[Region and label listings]
--*--
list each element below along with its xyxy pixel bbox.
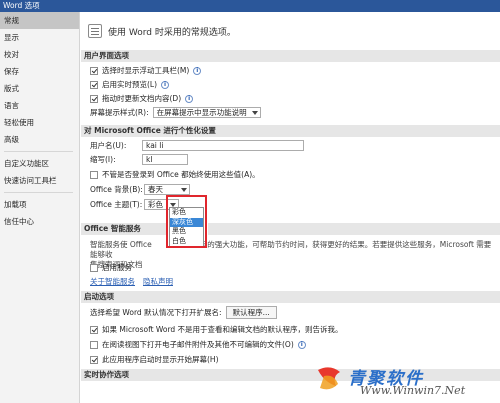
live-preview-checkbox[interactable] xyxy=(90,80,98,89)
background-label: Office 背景(B): xyxy=(90,185,143,194)
sidebar-item-advanced[interactable]: 高级 xyxy=(0,131,79,148)
background-select[interactable]: 春天 xyxy=(144,184,190,195)
window-title: Word 选项 xyxy=(0,0,500,12)
mini-toolbar-label: 选择时显示浮动工具栏(M) xyxy=(102,66,190,75)
sidebar-item-addins[interactable]: 加载项 xyxy=(0,196,79,213)
live-preview-label: 启用实时预览(L) xyxy=(102,80,158,89)
enable-services-checkbox[interactable] xyxy=(90,263,98,272)
red-highlight-frame xyxy=(166,195,207,248)
reading-view-label: 在阅读视图下打开电子邮件附件及其他不可编辑的文件(O) xyxy=(102,340,294,349)
options-main-panel: 使用 Word 时采用的常规选项。 用户界面选项 选择时显示浮动工具栏(M) i… xyxy=(81,12,500,403)
screentip-label: 屏幕提示样式(R): xyxy=(90,108,149,117)
option-drag-update[interactable]: 拖动时更新文档内容(D) i xyxy=(90,92,194,105)
sidebar-divider xyxy=(4,192,73,193)
sidebar-item-trust-center[interactable]: 信任中心 xyxy=(0,213,79,230)
settings-page-icon xyxy=(88,24,102,38)
username-label: 用户名(U): xyxy=(90,141,127,150)
default-programs-button[interactable]: 默认程序... xyxy=(225,306,277,319)
option-always-use[interactable]: 不管是否登录到 Office 都始终使用这些值(A)。 xyxy=(90,168,260,181)
notify-default-label: 如果 Microsoft Word 不是用于查看和编辑文档的默认程序，则告诉我。 xyxy=(102,325,343,334)
about-intelligent-link[interactable]: 关于智能服务 xyxy=(90,276,135,287)
screentip-select[interactable]: 在屏幕提示中显示功能说明 xyxy=(152,107,261,118)
section-personalize: 对 Microsoft Office 进行个性化设置 xyxy=(81,125,500,137)
sidebar-item-general[interactable]: 常规 xyxy=(0,12,79,29)
sidebar-item-language[interactable]: 语言 xyxy=(0,97,79,114)
theme-value: 彩色 xyxy=(148,200,163,209)
username-row: 用户名(U): kai li xyxy=(90,139,304,152)
section-ui-options: 用户界面选项 xyxy=(81,50,500,62)
watermark-url: Www.Winwin7.Net xyxy=(360,384,466,397)
mini-toolbar-checkbox[interactable] xyxy=(90,66,98,75)
start-screen-checkbox[interactable] xyxy=(90,355,98,364)
sidebar-divider xyxy=(4,151,73,152)
always-use-label: 不管是否登录到 Office 都始终使用这些值(A)。 xyxy=(102,170,260,179)
sidebar-item-display[interactable]: 显示 xyxy=(0,29,79,46)
notify-default-checkbox[interactable] xyxy=(90,325,98,334)
option-notify-default[interactable]: 如果 Microsoft Word 不是用于查看和编辑文档的默认程序，则告诉我。 xyxy=(90,323,343,336)
screentip-value: 在屏幕提示中显示功能说明 xyxy=(156,108,247,117)
section-intelligent-label: Office 智能服务 xyxy=(81,223,166,235)
section-startup: 启动选项 xyxy=(81,291,500,303)
section-intelligent-bar xyxy=(208,223,500,235)
start-screen-label: 此应用程序启动时显示开始屏幕(H) xyxy=(102,355,219,364)
chevron-down-icon xyxy=(251,111,258,115)
drag-update-checkbox[interactable] xyxy=(90,94,98,103)
option-enable-services[interactable]: 启用服务 xyxy=(90,261,132,274)
sidebar-item-quick-access[interactable]: 快速访问工具栏 xyxy=(0,172,79,189)
reading-view-checkbox[interactable] xyxy=(90,340,98,349)
default-program-label: 选择希望 Word 默认情况下打开扩展名: xyxy=(90,308,222,317)
intelligent-links: 关于智能服务 隐私声明 xyxy=(90,275,173,288)
info-icon: i xyxy=(185,94,194,103)
intelligent-description: 智能服务使 Office 云的强大功能，可帮助节约时间，获得更好的结果。若要提供这… xyxy=(90,240,496,270)
option-screentip: 屏幕提示样式(R): 在屏幕提示中显示功能说明 xyxy=(90,106,261,119)
username-input[interactable]: kai li xyxy=(142,140,304,151)
sidebar-item-customize-ribbon[interactable]: 自定义功能区 xyxy=(0,155,79,172)
background-value: 春天 xyxy=(148,185,163,194)
enable-services-label: 启用服务 xyxy=(102,263,132,272)
always-use-checkbox[interactable] xyxy=(90,170,98,179)
info-icon: i xyxy=(193,66,202,75)
info-icon: i xyxy=(297,340,306,349)
option-reading-view[interactable]: 在阅读视图下打开电子邮件附件及其他不可编辑的文件(O) i xyxy=(90,338,306,351)
watermark: 青聚软件 Www.Winwin7.Net xyxy=(310,362,500,403)
option-live-preview[interactable]: 启用实时预览(L) i xyxy=(90,78,170,91)
sidebar-item-layout[interactable]: 版式 xyxy=(0,80,79,97)
options-sidebar: 常规 显示 校对 保存 版式 语言 轻松使用 高级 自定义功能区 快速访问工具栏… xyxy=(0,12,80,403)
page-title: 使用 Word 时采用的常规选项。 xyxy=(108,27,236,38)
default-program-row: 选择希望 Word 默认情况下打开扩展名: 默认程序... xyxy=(90,306,277,319)
sidebar-item-accessibility[interactable]: 轻松使用 xyxy=(0,114,79,131)
initials-row: 缩写(I): kl xyxy=(90,153,188,166)
initials-input[interactable]: kl xyxy=(142,154,188,165)
info-icon: i xyxy=(161,80,170,89)
option-start-screen[interactable]: 此应用程序启动时显示开始屏幕(H) xyxy=(90,353,219,366)
option-mini-toolbar[interactable]: 选择时显示浮动工具栏(M) i xyxy=(90,64,202,77)
chevron-down-icon xyxy=(181,188,187,192)
sidebar-item-proofing[interactable]: 校对 xyxy=(0,46,79,63)
theme-label: Office 主题(T): xyxy=(90,200,143,209)
initials-label: 缩写(I): xyxy=(90,155,116,164)
sidebar-item-save[interactable]: 保存 xyxy=(0,63,79,80)
page-heading: 使用 Word 时采用的常规选项。 xyxy=(88,23,236,39)
drag-update-label: 拖动时更新文档内容(D) xyxy=(102,94,182,103)
intelligent-desc-part1: 智能服务使 Office xyxy=(90,240,152,249)
privacy-statement-link[interactable]: 隐私声明 xyxy=(143,276,173,287)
--*--
- [STATED EXERCISE]
In the material, switch "interactable" to "clickable" in everything from the line containing "live-preview-checkbox[interactable] xyxy=(90,80,98,89)" down to the line containing "username-label: 用户名(U): xyxy=(90,141,127,150)". Write out only those lines, with nothing else changed.

- [COMPLETE RESPONSE]
live-preview-checkbox[clickable] xyxy=(90,80,98,89)
background-label: Office 背景(B): xyxy=(90,185,143,194)
sidebar-item-advanced[clickable]: 高级 xyxy=(0,131,79,148)
background-select[clickable]: 春天 xyxy=(144,184,190,195)
window-title: Word 选项 xyxy=(0,0,500,12)
mini-toolbar-label: 选择时显示浮动工具栏(M) xyxy=(102,66,190,75)
sidebar-item-addins[clickable]: 加载项 xyxy=(0,196,79,213)
live-preview-label: 启用实时预览(L) xyxy=(102,80,158,89)
enable-services-checkbox[clickable] xyxy=(90,263,98,272)
red-highlight-frame xyxy=(166,195,207,248)
reading-view-label: 在阅读视图下打开电子邮件附件及其他不可编辑的文件(O) xyxy=(102,340,294,349)
options-main-panel: 使用 Word 时采用的常规选项。 用户界面选项 选择时显示浮动工具栏(M) i… xyxy=(81,12,500,403)
screentip-label: 屏幕提示样式(R): xyxy=(90,108,149,117)
option-drag-update[clickable]: 拖动时更新文档内容(D) i xyxy=(90,92,194,105)
sidebar-divider xyxy=(4,192,73,193)
sidebar-item-trust-center[clickable]: 信任中心 xyxy=(0,213,79,230)
settings-page-icon xyxy=(88,24,102,38)
username-label: 用户名(U): xyxy=(90,141,127,150)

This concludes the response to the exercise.